Processes and technologies for protein extraction

Vegetable proteins products first appeared on the market in the 80s, with the fungus-based meat created by Quorn, until new vegetable products were developed, covering every category, from dairy products, such as milk and vegetable cheese, to meat and fish.

Today, not only large companies, but also many young startups are investing in the development of innovative vegetable products, always experimenting with new sources, such as legumes, oilseeds and even grass, used to extract vegetable proteins, although the last one is mainly used for feed purposes. This is because at the basis of the growth of the segment of vegetable products there is an increase in demand from consumers, who, guided by ethical or health reasons, choose to consume vegetable products aspiring to a healthier and more sustainable lifestyle. In this direction, the same consumers, more and more educated and aware, are looking for vegetable products that meet many criteria, such as taste and texture, also giving value to the sustainable practices adopted by the company. For this reason, in line with the research of new vegetable protein matrices, the methods of extraction of these proteins are also being explored, in order to have processes that are sustainable, both economically and environmentally, by wisely using the available resources.

What about the extraction methods?
========================
ACTIVITY 1 :: Please decide whether each statement agrees with the protein extraction text, answering yes or no and quoting the words that settle it: (a) vegetable protein products first reached the market in the 80s; (b) grass is mainly used for human food; (c) only large companies are investing in new vegetable products.
ACTIVITY 2 :: In the protein extraction text, which company created the fungus-based meat?
The rows play no part in this work.

EXTRACTED RECORDS ::
========================
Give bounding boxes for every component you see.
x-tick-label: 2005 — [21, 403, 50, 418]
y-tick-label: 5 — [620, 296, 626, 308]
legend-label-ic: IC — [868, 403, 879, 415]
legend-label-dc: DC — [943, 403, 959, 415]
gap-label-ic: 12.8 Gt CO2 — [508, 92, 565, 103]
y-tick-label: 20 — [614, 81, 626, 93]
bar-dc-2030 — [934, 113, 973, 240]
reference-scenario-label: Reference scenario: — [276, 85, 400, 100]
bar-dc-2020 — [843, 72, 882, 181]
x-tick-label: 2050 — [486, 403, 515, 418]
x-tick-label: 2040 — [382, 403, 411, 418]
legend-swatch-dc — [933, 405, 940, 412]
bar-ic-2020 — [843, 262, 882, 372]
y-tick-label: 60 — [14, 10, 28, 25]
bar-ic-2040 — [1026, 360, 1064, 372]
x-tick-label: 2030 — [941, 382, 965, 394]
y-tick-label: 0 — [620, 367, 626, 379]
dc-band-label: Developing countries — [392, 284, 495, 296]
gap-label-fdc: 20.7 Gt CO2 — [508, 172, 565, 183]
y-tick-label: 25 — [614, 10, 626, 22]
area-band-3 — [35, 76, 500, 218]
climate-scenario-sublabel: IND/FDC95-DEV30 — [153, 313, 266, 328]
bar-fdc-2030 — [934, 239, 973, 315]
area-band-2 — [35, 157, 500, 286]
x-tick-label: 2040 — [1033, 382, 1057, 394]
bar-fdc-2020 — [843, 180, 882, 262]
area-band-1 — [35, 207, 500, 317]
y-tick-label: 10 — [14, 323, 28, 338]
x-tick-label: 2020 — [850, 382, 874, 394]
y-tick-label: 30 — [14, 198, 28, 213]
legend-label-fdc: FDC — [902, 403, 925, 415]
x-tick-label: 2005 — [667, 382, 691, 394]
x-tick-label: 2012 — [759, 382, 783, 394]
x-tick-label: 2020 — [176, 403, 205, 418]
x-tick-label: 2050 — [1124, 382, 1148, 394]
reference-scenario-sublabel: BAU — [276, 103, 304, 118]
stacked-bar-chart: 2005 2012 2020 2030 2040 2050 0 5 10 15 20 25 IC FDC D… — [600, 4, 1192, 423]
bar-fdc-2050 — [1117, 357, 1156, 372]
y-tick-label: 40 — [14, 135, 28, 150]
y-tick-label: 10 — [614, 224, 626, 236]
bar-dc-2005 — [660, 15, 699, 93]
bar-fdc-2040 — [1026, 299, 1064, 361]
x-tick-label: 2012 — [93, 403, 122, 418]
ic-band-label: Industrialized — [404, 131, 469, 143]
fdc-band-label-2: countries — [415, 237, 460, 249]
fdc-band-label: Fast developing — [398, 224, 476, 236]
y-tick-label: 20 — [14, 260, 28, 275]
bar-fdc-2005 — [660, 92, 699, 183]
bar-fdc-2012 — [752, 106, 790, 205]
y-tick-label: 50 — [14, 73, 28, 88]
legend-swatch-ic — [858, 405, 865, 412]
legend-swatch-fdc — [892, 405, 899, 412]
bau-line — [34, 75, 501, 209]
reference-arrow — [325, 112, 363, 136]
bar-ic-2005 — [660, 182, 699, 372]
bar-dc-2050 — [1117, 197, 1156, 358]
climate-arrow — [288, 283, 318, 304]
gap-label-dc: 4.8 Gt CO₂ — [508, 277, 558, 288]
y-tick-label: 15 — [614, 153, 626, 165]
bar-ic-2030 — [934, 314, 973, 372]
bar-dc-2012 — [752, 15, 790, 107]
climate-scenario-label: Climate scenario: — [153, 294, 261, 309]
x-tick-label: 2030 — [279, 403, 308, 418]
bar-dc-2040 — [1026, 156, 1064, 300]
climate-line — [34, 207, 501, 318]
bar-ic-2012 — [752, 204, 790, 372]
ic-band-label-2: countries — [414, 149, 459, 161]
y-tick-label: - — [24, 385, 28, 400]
========================
RESPONSE BOX 1 ::
(a) Yes: "Vegetable proteins products first appeared on the market in the 80s"
(b) No: "although the last one is mainly used for feed purposes"
(c) No: "not only large companies, but also many young startups are investing in the development of innovative vegetable products"

RESPONSE BOX 2 :: Quorn